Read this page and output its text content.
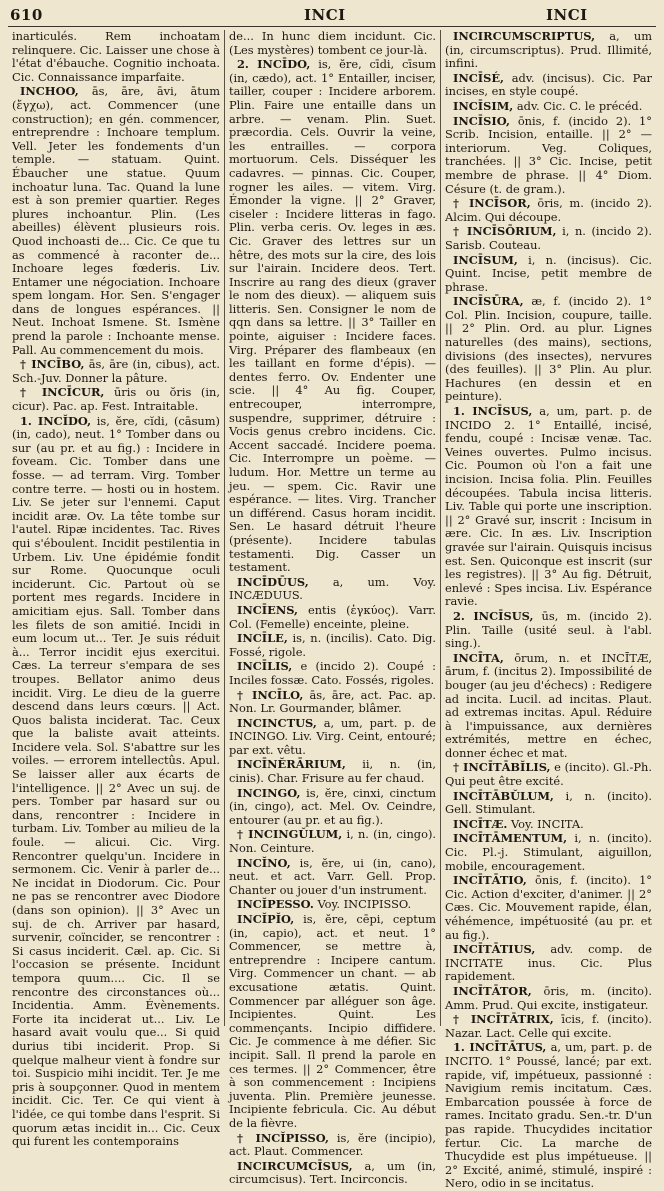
610	INCI	INCI

inarticulés. Rem inchoatam relinquere. Cic. Laisser une chose à l'état d'ébauche. Cognitio inchoata. Cic. Connaissance imparfaite.

INCHOO, ās, āre, āvi, ātum (ἔγχω), act. Commencer (une construction); en gén. commencer, entreprendre : Inchoare templum. Vell. Jeter les fondements d'un temple. — statuam. Quint. Ébaucher une statue. Quum inchoatur luna. Tac. Quand la lune est à son premier quartier. Reges plures inchoantur. Plin. (Les abeilles) élèvent plusieurs rois. Quod inchoasti de... Cic. Ce que tu as commencé à raconter de... Inchoare leges fœderis. Liv. Entamer une négociation. Inchoare spem longam. Hor. Sen. S'engager dans de longues espérances. || Neut. Inchoat Ismene. St. Ismène prend la parole : Inchoante mense. Pall. Au commencement du mois.

† INCĪBO, ās, āre (in, cibus), act. Sch.-Juv. Donner la pâture.

† INCĪCUR, ūris ou ŏris (in, cicur). Pac. ap. Fest. Intraitable.

1. INCĬDO, is, ĕre, cĭdi, (cāsum) (in, cado), neut. 1° Tomber dans ou sur (au pr. et au fig.) : Incidere in foveam. Cic. Tomber dans une fosse. — ad terram. Virg. Tomber contre terre. — hosti ou in hostem. Liv. Se jeter sur l'ennemi. Caput incidit aræ. Ov. La tête tombe sur l'autel. Ripæ incidentes. Tac. Rives qui s'éboulent. Incidit pestilentia in Urbem. Liv. Une épidémie fondit sur Rome. Quocunque oculi inciderunt. Cic. Partout où se portent mes regards. Incidere in amicitiam ejus. Sall. Tomber dans les filets de son amitié. Incidi in eum locum ut... Ter. Je suis réduit à... Terror incidit ejus exercitui. Cæs. La terreur s'empara de ses troupes. Bellator animo deus incidit. Virg. Le dieu de la guerre descend dans leurs cœurs. || Act. Quos balista inciderat. Tac. Ceux que la baliste avait atteints. Incidere vela. Sol. S'abattre sur les voiles. — errorem intellectûs. Apul. Se laisser aller aux écarts de l'intelligence. || 2° Avec un suj. de pers. Tomber par hasard sur ou dans, rencontrer : Incidere in turbam. Liv. Tomber au milieu de la foule. — alicui. Cic. Virg. Rencontrer quelqu'un. Incidere in sermonem. Cic. Venir à parler de... Ne incidat in Diodorum. Cic. Pour ne pas se rencontrer avec Diodore (dans son opinion). || 3° Avec un suj. de ch. Arriver par hasard, survenir, coïncider, se rencontrer : Si casus inciderit. Cæl. ap. Cic. Si l'occasion se présente. Incidunt tempora quum.... Cic. Il se rencontre des circonstances où... Incidentia. Amm. Évènements. Forte ita inciderat ut... Liv. Le hasard avait voulu que... Si quid durius tibi inciderit. Prop. Si quelque malheur vient à fondre sur toi. Suspicio mihi incidit. Ter. Je me pris à soupçonner. Quod in mentem incidit. Cic. Ter. Ce qui vient à l'idée, ce qui tombe dans l'esprit. Si quorum ætas incidit in... Cic. Ceux qui furent les contemporains

de... In hunc diem incidunt. Cic. (Les mystères) tombent ce jour-là.

2. INCĪDO, is, ĕre, cīdi, cīsum (in, cædo), act. 1° Entailler, inciser, tailler, couper : Incidere arborem. Plin. Faire une entaille dans un arbre. — venam. Plin. Suet. præcordia. Cels. Ouvrir la veine, les entrailles. — corpora mortuorum. Cels. Disséquer les cadavres. — pinnas. Cic. Couper, rogner les ailes. — vitem. Virg. Émonder la vigne. || 2° Graver, ciseler : Incidere litteras in fago. Plin. verba ceris. Ov. leges in æs. Cic. Graver des lettres sur un hêtre, des mots sur la cire, des lois sur l'airain. Incidere deos. Tert. Inscrire au rang des dieux (graver le nom des dieux). — aliquem suis litteris. Sen. Consigner le nom de qqn dans sa lettre. || 3° Tailler en pointe, aiguiser : Incidere faces. Virg. Préparer des flambeaux (en les taillant en forme d'épis). — dentes ferro. Ov. Endenter une scie. || 4° Au fig. Couper, entrecouper, interrompre, suspendre, supprimer, détruire : Vocis genus crebro incidens. Cic. Accent saccadé. Incidere poema. Cic. Interrompre un poème. — ludum. Hor. Mettre un terme au jeu. — spem. Cic. Ravir une espérance. — lites. Virg. Trancher un différend. Casus horam incidit. Sen. Le hasard détruit l'heure (présente). Incidere tabulas testamenti. Dig. Casser un testament.

INCĪDŪUS, a, um. Voy. INCÆDUUS.

INCĪENS, entis (ἐγκύος). Varr. Col. (Femelle) enceinte, pleine.

INCĪLE, is, n. (incilis). Cato. Dig. Fossé, rigole.

INCĪLIS, e (incido 2). Coupé : Inciles fossæ. Cato. Fossés, rigoles.

† INCĪLO, ās, āre, act. Pac. ap. Non. Lr. Gourmander, blâmer.

INCINCTUS, a, um, part. p. de INCINGO. Liv. Virg. Ceint, entouré; par ext. vêtu.

INCĪNĔRĀRIUM, ii, n. (in, cinis). Char. Frisure au fer chaud.

INCINGO, is, ĕre, cinxi, cinctum (in, cingo), act. Mel. Ov. Ceindre, entourer (au pr. et au fig.).

† INCINGŬLUM, i, n. (in, cingo). Non. Ceinture.

INCĬNO, is, ĕre, ui (in, cano), neut. et act. Varr. Gell. Prop. Chanter ou jouer d'un instrument.

INCĬPESSO. Voy. INCIPISSO.

INCĬPĬO, is, ĕre, cēpi, ceptum (in, capio), act. et neut. 1° Commencer, se mettre à, entreprendre : Incipere cantum. Virg. Commencer un chant. — ab excusatione ætatis. Quint. Commencer par alléguer son âge. Incipientes. Quint. Les commençants. Incipio diffidere. Cic. Je commence à me défier. Sic incipit. Sall. Il prend la parole en ces termes. || 2° Commencer, être à son commencement : Incipiens juventa. Plin. Première jeunesse. Incipiente febricula. Cic. Au début de la fièvre.

† INCĬPISSO, is, ĕre (incipio), act. Plaut. Commencer.

INCIRCUMCĪSUS, a, um (in, circumcisus). Tert. Incirconcis.

INCIRCUMSCRIPTUS, a, um (in, circumscriptus). Prud. Illimité, infini.

INCĪSÉ, adv. (incisus). Cic. Par incises, en style coupé.

INCĪSIM, adv. Cic. C. le précéd.

INCĪSIO, ōnis, f. (incido 2). 1° Scrib. Incision, entaille. || 2° — interiorum. Veg. Coliques, tranchées. || 3° Cic. Incise, petit membre de phrase. || 4° Diom. Césure (t. de gram.).

† INCĪSOR, ōris, m. (incido 2). Alcim. Qui découpe.

† INCĪSŌRIUM, i, n. (incido 2). Sarisb. Couteau.

INCĪSUM, i, n. (incisus). Cic. Quint. Incise, petit membre de phrase.

INCĪSŪRA, æ, f. (incido 2). 1° Col. Plin. Incision, coupure, taille. || 2° Plin. Ord. au plur. Lignes naturelles (des mains), sections, divisions (des insectes), nervures (des feuilles). || 3° Plin. Au plur. Hachures (en dessin et en peinture).

1. INCĪSUS, a, um, part. p. de INCIDO 2. 1° Entaillé, incisé, fendu, coupé : Incisæ venæ. Tac. Veines ouvertes. Pulmo incisus. Cic. Poumon où l'on a fait une incision. Incisa folia. Plin. Feuilles découpées. Tabula incisa litteris. Liv. Table qui porte une inscription. || 2° Gravé sur, inscrit : Incisum in ære. Cic. In æs. Liv. Inscription gravée sur l'airain. Quisquis incisus est. Sen. Quiconque est inscrit (sur les registres). || 3° Au fig. Détruit, enlevé : Spes incisa. Liv. Espérance ravie.

2. INCĪSUS, ūs, m. (incido 2). Plin. Taille (usité seul. à l'abl. sing.).

INCĪTA, ōrum, n. et INCĪTÆ, ārum, f. (incitus 2). Impossibilité de bouger (au jeu d'échecs) : Redigere ad incita. Lucil. ad incitas. Plaut. ad extremas incitas. Apul. Réduire à l'impuissance, aux dernières extrémités, mettre en échec, donner échec et mat.

† INCĪTĀBĬLIS, e (incito). Gl.-Ph. Qui peut être excité.

INCĪTĀBŬLUM, i, n. (incito). Gell. Stimulant.

INCĪTÆ. Voy. INCITA.

INCĪTĀMENTUM, i, n. (incito). Cic. Pl.-j. Stimulant, aiguillon, mobile, encouragement.

INCĪTĀTIO, ōnis, f. (incito). 1° Cic. Action d'exciter, d'animer. || 2° Cæs. Cic. Mouvement rapide, élan, véhémence, impétuosité (au pr. et au fig.).

INCĪTĀTIUS, adv. comp. de INCITATE inus. Cic. Plus rapidement.

INCĪTĀTOR, ōris, m. (incito). Amm. Prud. Qui excite, instigateur.

† INCĪTĀTRIX, īcis, f. (incito). Nazar. Lact. Celle qui excite.

1. INCĪTĀTUS, a, um, part. p. de INCITO. 1° Poussé, lancé; par ext. rapide, vif, impétueux, passionné : Navigium remis incitatum. Cæs. Embarcation poussée à force de rames. Incitato gradu. Sen.-tr. D'un pas rapide. Thucydides incitatior fertur. Cic. La marche de Thucydide est plus impétueuse. || 2° Excité, animé, stimulé, inspiré : Nero, odio in se incitatus.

****************************************

> **TASK DETAILS**
Every line of the listing that holds "Stimulant" should be found and copied.

> **ANSWER**
INCĪTĀBŬLUM, i, n. (incito). Gell. Stimulant.
INCĪTĀMENTUM, i, n. (incito). Cic. Pl.-j. Stimulant, aiguillon, mobile, encouragement.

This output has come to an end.